__WHAT IS BEING ASKED__: Rewrite the records below, switching every "cross-sectional view" to "sectional view" and leaving all other text unchanged. Leave out the pictures.

__GIVEN RECORDS__:

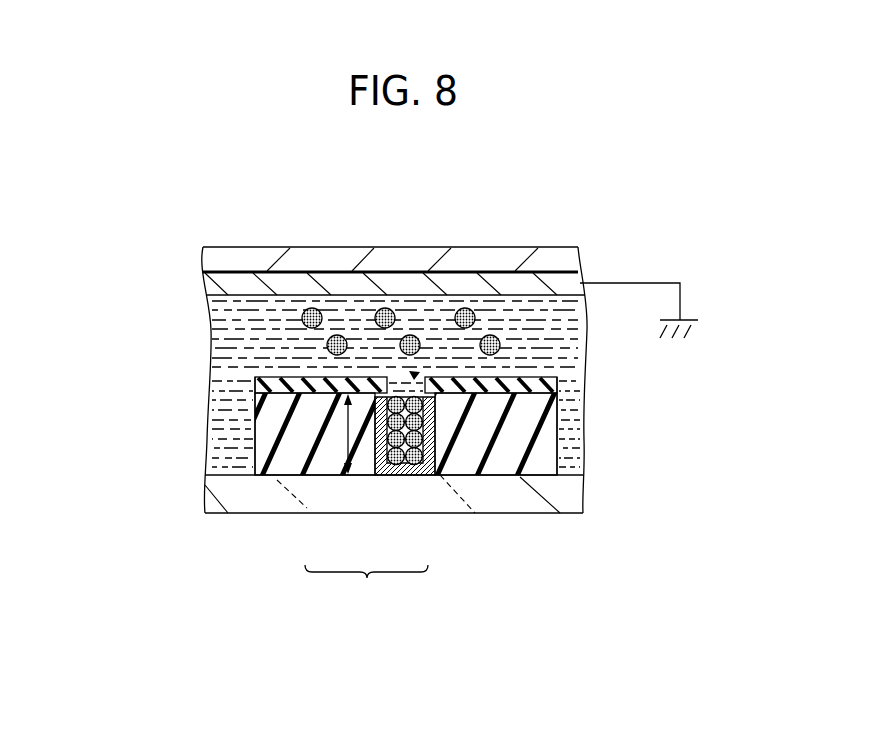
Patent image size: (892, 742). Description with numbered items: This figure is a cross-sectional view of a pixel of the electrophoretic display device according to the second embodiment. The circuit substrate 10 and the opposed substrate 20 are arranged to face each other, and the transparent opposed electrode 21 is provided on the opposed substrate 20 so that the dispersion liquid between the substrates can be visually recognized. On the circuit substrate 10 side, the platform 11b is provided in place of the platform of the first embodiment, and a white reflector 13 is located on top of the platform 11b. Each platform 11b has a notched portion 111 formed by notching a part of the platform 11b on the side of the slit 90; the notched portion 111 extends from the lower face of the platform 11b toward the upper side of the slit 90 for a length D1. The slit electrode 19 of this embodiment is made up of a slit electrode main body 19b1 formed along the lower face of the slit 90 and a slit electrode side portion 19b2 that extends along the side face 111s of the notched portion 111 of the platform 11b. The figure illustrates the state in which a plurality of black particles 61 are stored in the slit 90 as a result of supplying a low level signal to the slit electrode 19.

The opposed substrate 20 is at (208, 251).
The opposed electrode 21 is at (210, 290).
The white reflector 13 is at (214, 378).
The platform 11b is at (212, 456).
The circuit substrate 10 is at (214, 500).
The slit 90 is at (415, 377).
The notched portion 111 is at (436, 479).
The side face of the notched portion 111s is at (352, 442).
The slit electrode main body 19b1 is at (360, 476).
The slit electrode side portion 19b2 is at (360, 477).
The black particles 61 is at (418, 476).
The slit electrode 19 is at (375, 597).
The length of the notched portion D1 is at (333, 434).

__RESULT OF THE EXERCISE__:
Patent image size: (892, 742). Description with numbered items: This figure is a sectional view of a pixel of the electrophoretic display device according to the second embodiment. The circuit substrate 10 and the opposed substrate 20 are arranged to face each other, and the transparent opposed electrode 21 is provided on the opposed substrate 20 so that the dispersion liquid between the substrates can be visually recognized. On the circuit substrate 10 side, the platform 11b is provided in place of the platform of the first embodiment, and a white reflector 13 is located on top of the platform 11b. Each platform 11b has a notched portion 111 formed by notching a part of the platform 11b on the side of the slit 90; the notched portion 111 extends from the lower face of the platform 11b toward the upper side of the slit 90 for a length D1. The slit electrode 19 of this embodiment is made up of a slit electrode main body 19b1 formed along the lower face of the slit 90 and a slit electrode side portion 19b2 that extends along the side face 111s of the notched portion 111 of the platform 11b. The figure illustrates the state in which a plurality of black particles 61 are stored in the slit 90 as a result of supplying a low level signal to the slit electrode 19.

The opposed substrate 20 is at (208, 251).
The opposed electrode 21 is at (210, 290).
The white reflector 13 is at (214, 378).
The platform 11b is at (212, 456).
The circuit substrate 10 is at (214, 500).
The slit 90 is at (415, 377).
The notched portion 111 is at (436, 479).
The side face of the notched portion 111s is at (352, 442).
The slit electrode main body 19b1 is at (360, 476).
The slit electrode side portion 19b2 is at (360, 477).
The black particles 61 is at (418, 476).
The slit electrode 19 is at (375, 597).
The length of the notched portion D1 is at (333, 434).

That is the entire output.